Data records

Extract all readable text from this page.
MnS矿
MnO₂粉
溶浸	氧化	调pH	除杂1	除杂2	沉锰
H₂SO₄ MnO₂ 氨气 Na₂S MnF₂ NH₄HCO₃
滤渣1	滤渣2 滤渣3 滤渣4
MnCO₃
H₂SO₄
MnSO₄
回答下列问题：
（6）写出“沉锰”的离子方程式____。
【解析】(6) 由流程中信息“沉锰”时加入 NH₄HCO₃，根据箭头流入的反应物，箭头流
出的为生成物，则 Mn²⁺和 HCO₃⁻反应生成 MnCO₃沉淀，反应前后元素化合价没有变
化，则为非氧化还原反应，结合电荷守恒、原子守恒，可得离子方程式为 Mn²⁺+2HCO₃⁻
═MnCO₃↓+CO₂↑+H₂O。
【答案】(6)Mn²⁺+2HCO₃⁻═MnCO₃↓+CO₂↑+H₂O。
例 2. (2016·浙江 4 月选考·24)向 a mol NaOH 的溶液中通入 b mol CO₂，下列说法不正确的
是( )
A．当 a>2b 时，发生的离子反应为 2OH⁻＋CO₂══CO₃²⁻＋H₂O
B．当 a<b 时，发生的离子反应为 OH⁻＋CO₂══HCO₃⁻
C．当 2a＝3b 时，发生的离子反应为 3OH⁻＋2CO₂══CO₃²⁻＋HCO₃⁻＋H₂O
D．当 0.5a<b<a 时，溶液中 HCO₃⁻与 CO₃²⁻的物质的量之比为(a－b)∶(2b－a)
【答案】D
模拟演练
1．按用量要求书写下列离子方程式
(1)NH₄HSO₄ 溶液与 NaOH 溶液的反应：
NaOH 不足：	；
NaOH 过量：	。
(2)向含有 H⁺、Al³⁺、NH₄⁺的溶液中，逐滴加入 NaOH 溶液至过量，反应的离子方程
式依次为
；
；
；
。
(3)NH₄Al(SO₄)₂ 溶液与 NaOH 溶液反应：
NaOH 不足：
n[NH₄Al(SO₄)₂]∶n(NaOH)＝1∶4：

--

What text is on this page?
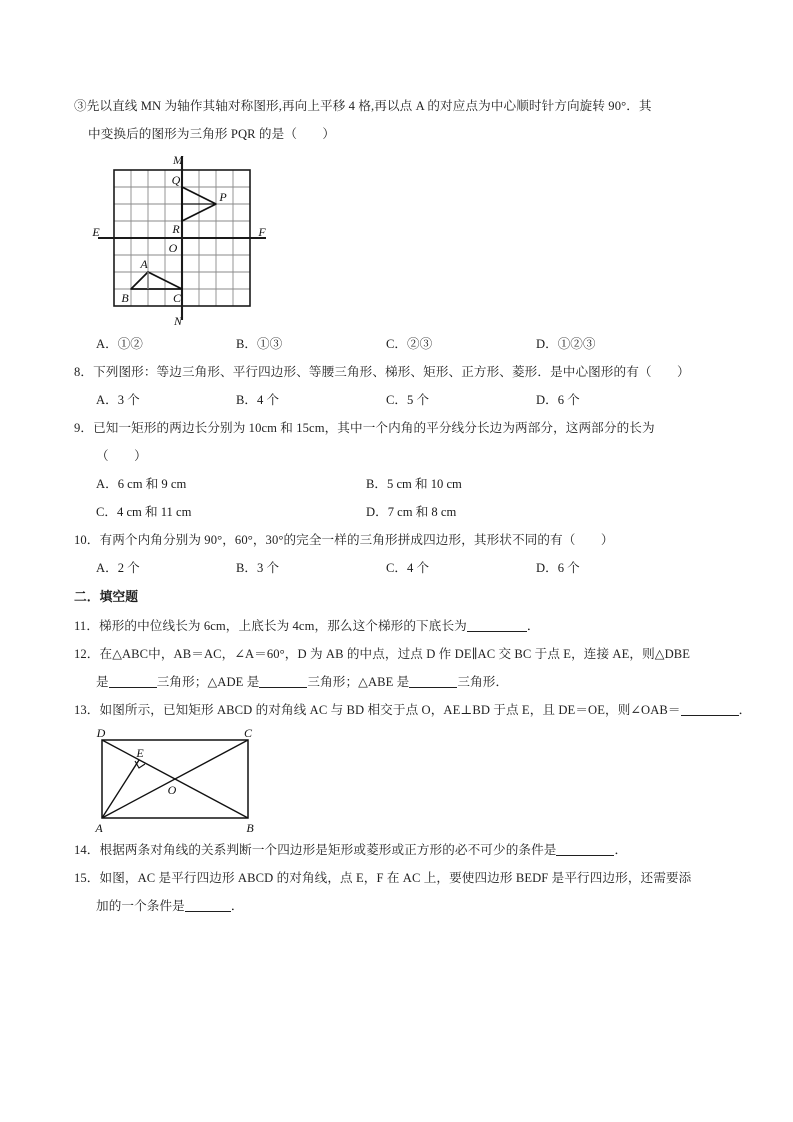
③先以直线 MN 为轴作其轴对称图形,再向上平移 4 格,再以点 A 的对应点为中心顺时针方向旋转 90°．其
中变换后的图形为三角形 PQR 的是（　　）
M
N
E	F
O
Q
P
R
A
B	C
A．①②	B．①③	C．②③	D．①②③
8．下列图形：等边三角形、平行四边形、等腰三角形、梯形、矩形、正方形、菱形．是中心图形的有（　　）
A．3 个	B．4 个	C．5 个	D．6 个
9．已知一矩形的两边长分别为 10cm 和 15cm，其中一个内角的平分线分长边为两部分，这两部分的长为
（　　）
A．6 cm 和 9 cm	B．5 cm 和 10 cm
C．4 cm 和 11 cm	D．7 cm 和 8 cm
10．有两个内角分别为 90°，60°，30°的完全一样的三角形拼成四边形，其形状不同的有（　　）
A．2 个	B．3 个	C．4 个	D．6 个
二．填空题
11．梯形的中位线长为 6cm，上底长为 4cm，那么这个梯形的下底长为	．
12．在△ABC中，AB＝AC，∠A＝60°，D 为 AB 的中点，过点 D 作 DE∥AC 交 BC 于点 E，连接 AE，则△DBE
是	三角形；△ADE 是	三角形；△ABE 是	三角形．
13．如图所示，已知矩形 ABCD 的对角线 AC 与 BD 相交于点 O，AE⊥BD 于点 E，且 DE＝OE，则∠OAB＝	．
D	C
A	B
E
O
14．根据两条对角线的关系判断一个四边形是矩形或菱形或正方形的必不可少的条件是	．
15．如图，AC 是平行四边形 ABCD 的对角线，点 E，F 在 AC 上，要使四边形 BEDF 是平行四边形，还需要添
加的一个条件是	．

→ **Description of the task**: Among the lines of the records above, count those holding the string "NaOH", and report only the number.

→ **Output for this task**: 8